◆ Work to do: Every line of the data that contains the string "OSMER" must be copied.

◆ Records provided:
/---
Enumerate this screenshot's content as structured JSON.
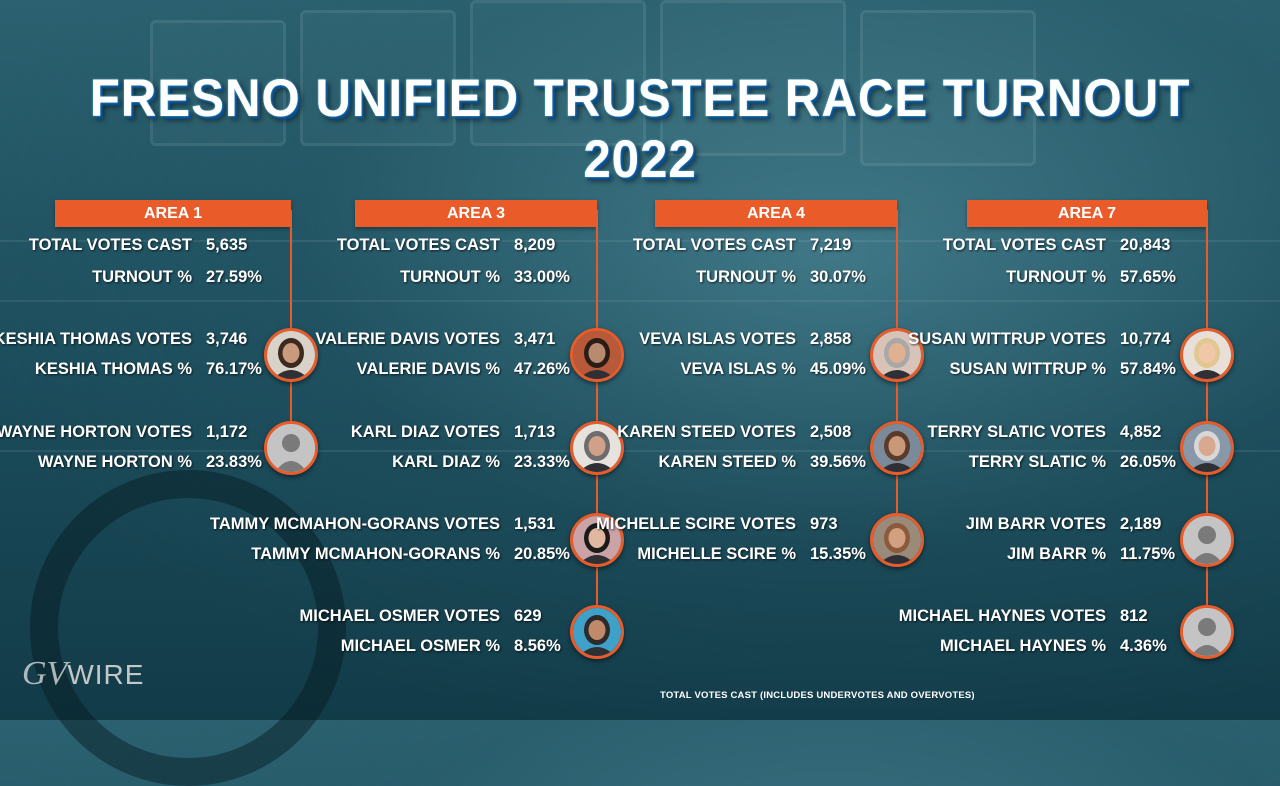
{
  "title": "FRESNO UNIFIED TRUSTEE RACE TURNOUT 2022",
  "areas": [
    {
      "name": "AREA 1",
      "total_label": "TOTAL VOTES CAST",
      "total_value": "5,635",
      "turnout_label": "TURNOUT %",
      "turnout_value": "27.59%",
      "candidates": [
        {
          "votes_label": "KESHIA THOMAS VOTES",
          "votes": "3,746",
          "pct_label": "KESHIA THOMAS %",
          "pct": "76.17%",
          "photo": "photo"
        },
        {
          "votes_label": "WAYNE HORTON VOTES",
          "votes": "1,172",
          "pct_label": "WAYNE HORTON %",
          "pct": "23.83%",
          "photo": "default-avatar"
        }
      ]
    },
    {
      "name": "AREA 3",
      "total_label": "TOTAL VOTES CAST",
      "total_value": "8,209",
      "turnout_label": "TURNOUT %",
      "turnout_value": "33.00%",
      "candidates": [
        {
          "votes_label": "VALERIE DAVIS VOTES",
          "votes": "3,471",
          "pct_label": "VALERIE DAVIS %",
          "pct": "47.26%",
          "photo": "photo"
        },
        {
          "votes_label": "KARL DIAZ VOTES",
          "votes": "1,713",
          "pct_label": "KARL DIAZ %",
          "pct": "23.33%",
          "photo": "photo"
        },
        {
          "votes_label": "TAMMY MCMAHON-GORANS VOTES",
          "votes": "1,531",
          "pct_label": "TAMMY MCMAHON-GORANS %",
          "pct": "20.85%",
          "photo": "photo"
        },
        {
          "votes_label": "MICHAEL OSMER VOTES",
          "votes": "629",
          "pct_label": "MICHAEL OSMER %",
          "pct": "8.56%",
          "photo": "photo"
        }
      ]
    },
    {
      "name": "AREA 4",
      "total_label": "TOTAL VOTES CAST",
      "total_value": "7,219",
      "turnout_label": "TURNOUT %",
      "turnout_value": "30.07%",
      "candidates": [
        {
          "votes_label": "VEVA ISLAS VOTES",
          "votes": "2,858",
          "pct_label": "VEVA ISLAS %",
          "pct": "45.09%",
          "photo": "photo"
        },
        {
          "votes_label": "KAREN STEED VOTES",
          "votes": "2,508",
          "pct_label": "KAREN STEED %",
          "pct": "39.56%",
          "photo": "photo"
        },
        {
          "votes_label": "MICHELLE SCIRE VOTES",
          "votes": "973",
          "pct_label": "MICHELLE SCIRE %",
          "pct": "15.35%",
          "photo": "photo"
        }
      ]
    },
    {
      "name": "AREA 7",
      "total_label": "TOTAL VOTES CAST",
      "total_value": "20,843",
      "turnout_label": "TURNOUT %",
      "turnout_value": "57.65%",
      "candidates": [
        {
          "votes_label": "SUSAN WITTRUP VOTES",
          "votes": "10,774",
          "pct_label": "SUSAN WITTRUP %",
          "pct": "57.84%",
          "photo": "photo"
        },
        {
          "votes_label": "TERRY SLATIC VOTES",
          "votes": "4,852",
          "pct_label": "TERRY SLATIC %",
          "pct": "26.05%",
          "photo": "photo"
        },
        {
          "votes_label": "JIM BARR VOTES",
          "votes": "2,189",
          "pct_label": "JIM BARR %",
          "pct": "11.75%",
          "photo": "default-avatar"
        },
        {
          "votes_label": "MICHAEL HAYNES VOTES",
          "votes": "812",
          "pct_label": "MICHAEL HAYNES %",
          "pct": "4.36%",
          "photo": "default-avatar"
        }
      ]
    }
  ],
  "footnote": "TOTAL VOTES CAST (INCLUDES UNDERVOTES AND OVERVOTES)",
  "logo": "GV WIRE",
  "colors": {
    "accent": "#e95c2a",
    "background": "#1d4f5e",
    "text": "#ffffff"
  }
}
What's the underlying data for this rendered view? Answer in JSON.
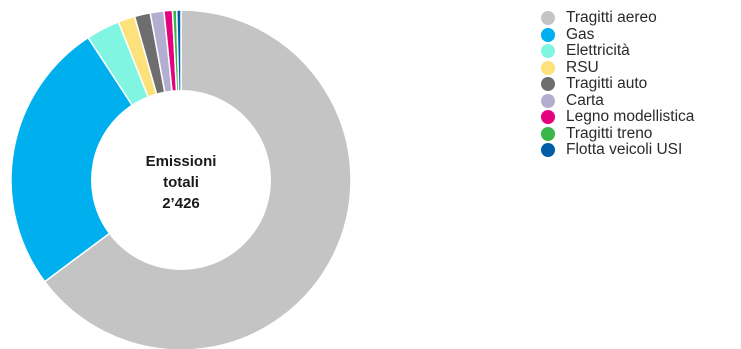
{
  "chart_data": {
    "type": "pie",
    "donut": true,
    "center_label": [
      "Emissioni",
      "totali",
      "2’426"
    ],
    "categories": [
      "Tragitti aereo",
      "Gas",
      "Elettricità",
      "RSU",
      "Tragitti auto",
      "Carta",
      "Legno modellistica",
      "Tragitti treno",
      "Flotta veicoli USI"
    ],
    "values": [
      64.8,
      26.0,
      3.2,
      1.6,
      1.5,
      1.3,
      0.8,
      0.4,
      0.4
    ],
    "colors": [
      "#c4c4c4",
      "#00b0ee",
      "#7ff5e2",
      "#fde17a",
      "#6e6e6e",
      "#b3aed0",
      "#e5007e",
      "#3ab54a",
      "#005ea8"
    ],
    "legend_position": "right",
    "start": "top",
    "direction": "clockwise"
  }
}
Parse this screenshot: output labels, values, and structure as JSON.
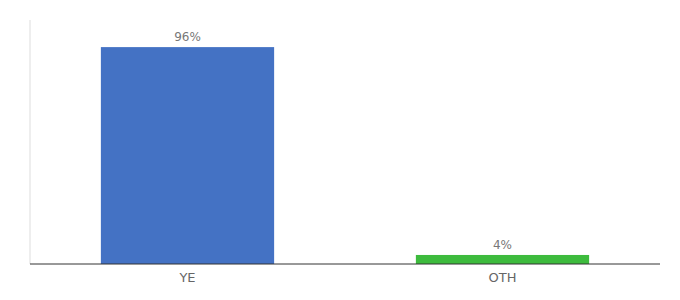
{
  "chart_data": {
    "type": "bar",
    "categories": [
      "YE",
      "OTH"
    ],
    "values": [
      96,
      4
    ],
    "value_labels": [
      "96%",
      "4%"
    ],
    "colors": [
      "#4472c4",
      "#3dbb3d"
    ],
    "ylim": [
      0,
      108
    ],
    "data_labels": true,
    "tick_labels": "x",
    "grid": false
  }
}
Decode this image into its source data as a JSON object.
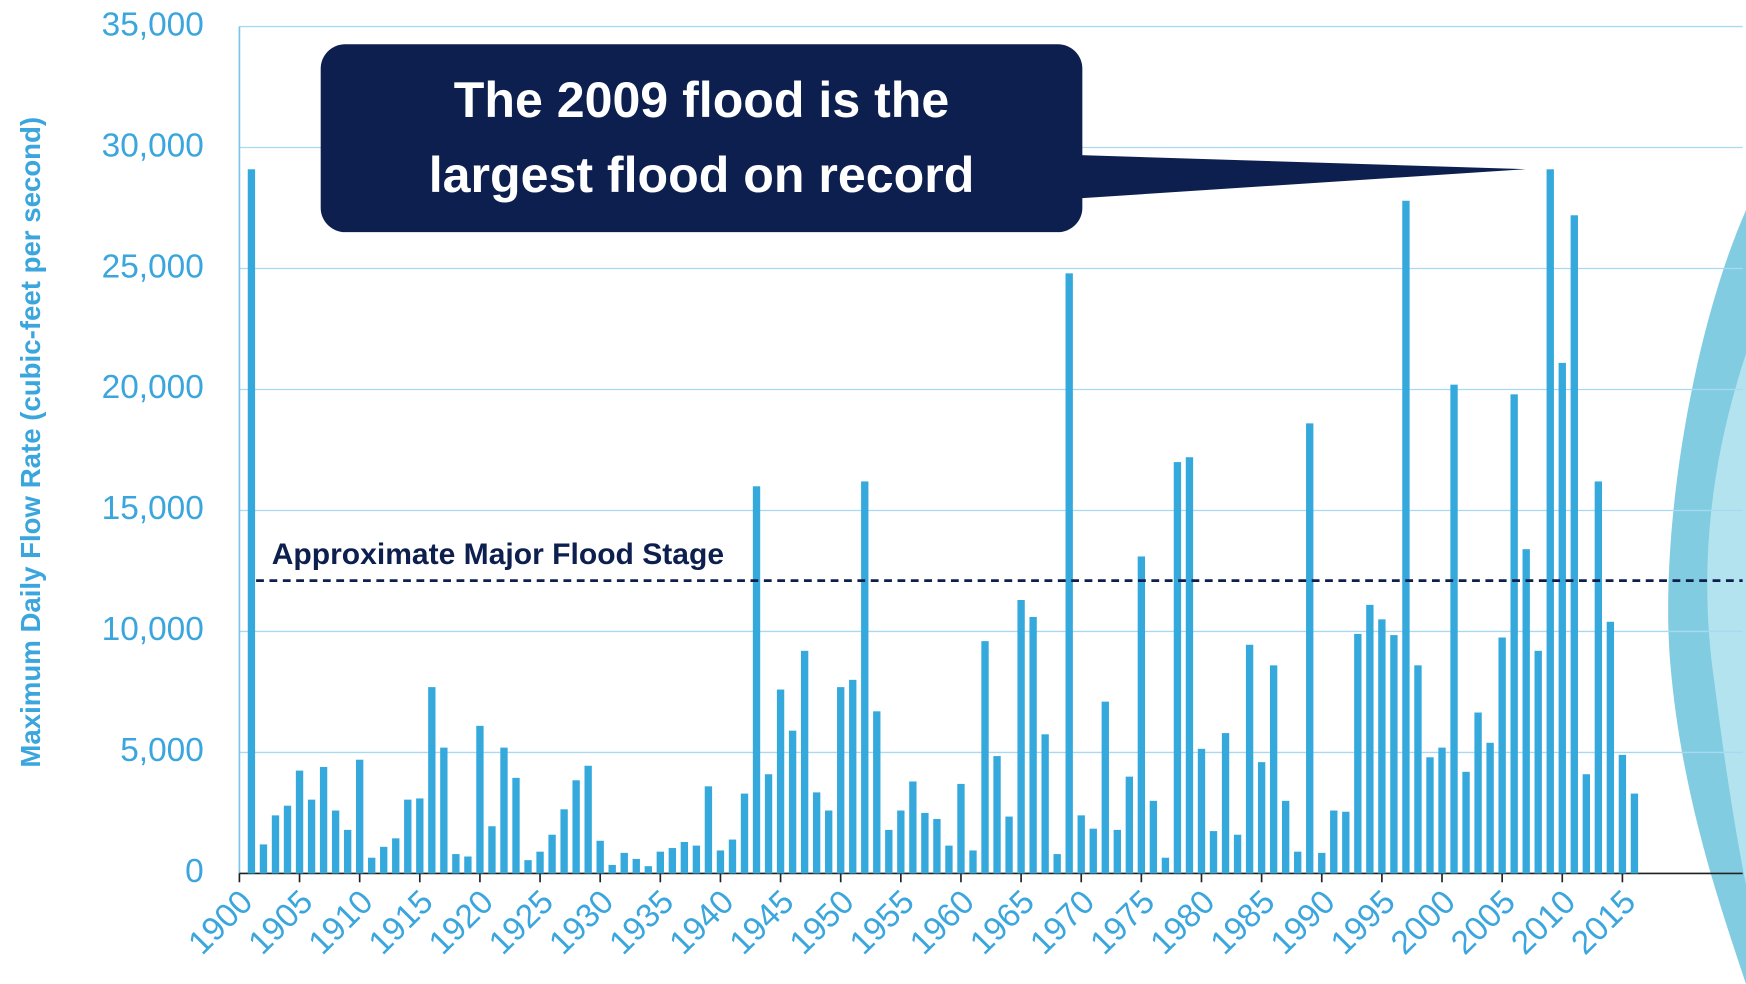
{
  "chart_data": {
    "type": "bar",
    "y_label": "Maximum Daily Flow Rate (cubic-feet per second)",
    "callout": [
      "The 2009 flood is the",
      "largest flood on record"
    ],
    "reference_line": {
      "value": 12100,
      "label": "Approximate Major Flood Stage"
    },
    "color": "#35a9dc",
    "grid": true,
    "xlim": [
      1900,
      2025
    ],
    "xticks": [
      1900,
      1905,
      1910,
      1915,
      1920,
      1925,
      1930,
      1935,
      1940,
      1945,
      1950,
      1955,
      1960,
      1965,
      1970,
      1975,
      1980,
      1985,
      1990,
      1995,
      2000,
      2005,
      2010,
      2015
    ],
    "ylim": [
      0,
      35000
    ],
    "yticks": [
      0,
      {
        "value": 5000,
        "label": "5,000"
      },
      {
        "value": 10000,
        "label": "10,000"
      },
      {
        "value": 15000,
        "label": "15,000"
      },
      {
        "value": 20000,
        "label": "20,000"
      },
      {
        "value": 25000,
        "label": "25,000"
      },
      {
        "value": 30000,
        "label": "30,000"
      },
      {
        "value": 35000,
        "label": "35,000"
      }
    ],
    "x": [
      1901,
      1902,
      1903,
      1904,
      1905,
      1906,
      1907,
      1908,
      1909,
      1910,
      1911,
      1912,
      1913,
      1914,
      1915,
      1916,
      1917,
      1918,
      1919,
      1920,
      1921,
      1922,
      1923,
      1924,
      1925,
      1926,
      1927,
      1928,
      1929,
      1930,
      1931,
      1932,
      1933,
      1934,
      1935,
      1936,
      1937,
      1938,
      1939,
      1940,
      1941,
      1942,
      1943,
      1944,
      1945,
      1946,
      1947,
      1948,
      1949,
      1950,
      1951,
      1952,
      1953,
      1954,
      1955,
      1956,
      1957,
      1958,
      1959,
      1960,
      1961,
      1962,
      1963,
      1964,
      1965,
      1966,
      1967,
      1968,
      1969,
      1970,
      1971,
      1972,
      1973,
      1974,
      1975,
      1976,
      1977,
      1978,
      1979,
      1980,
      1981,
      1982,
      1983,
      1984,
      1985,
      1986,
      1987,
      1988,
      1989,
      1990,
      1991,
      1992,
      1993,
      1994,
      1995,
      1996,
      1997,
      1998,
      1999,
      2000,
      2001,
      2002,
      2003,
      2004,
      2005,
      2006,
      2007,
      2008,
      2009,
      2010,
      2011,
      2012,
      2013,
      2014,
      2015,
      2016
    ],
    "values": [
      29100,
      1200,
      2400,
      2800,
      4250,
      3050,
      4400,
      2600,
      1800,
      4700,
      650,
      1100,
      1450,
      3050,
      3100,
      7700,
      5200,
      800,
      700,
      6100,
      1950,
      5200,
      3950,
      550,
      900,
      1600,
      2650,
      3850,
      4450,
      1350,
      350,
      850,
      600,
      300,
      900,
      1050,
      1300,
      1150,
      3600,
      950,
      1400,
      3300,
      16000,
      4100,
      7600,
      5900,
      9200,
      3350,
      2600,
      7700,
      8000,
      16200,
      6700,
      1800,
      2600,
      3800,
      2500,
      2250,
      1150,
      3700,
      950,
      9600,
      4850,
      2350,
      11300,
      10600,
      5750,
      800,
      24800,
      2400,
      1850,
      7100,
      1800,
      4000,
      13100,
      3000,
      650,
      17000,
      17200,
      5150,
      1750,
      5800,
      1600,
      9450,
      4600,
      8600,
      3000,
      900,
      18600,
      850,
      2600,
      2550,
      9900,
      11100,
      10500,
      9850,
      27800,
      8600,
      4800,
      5200,
      20200,
      4200,
      6650,
      5400,
      9750,
      19800,
      13400,
      9200,
      29100,
      21100,
      27200,
      4100,
      16200,
      10400,
      4900,
      3300
    ]
  }
}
\---
◆ Response to the exercise:
          "votes_label": "MICHAEL OSMER VOTES",
          "pct_label": "MICHAEL OSMER %",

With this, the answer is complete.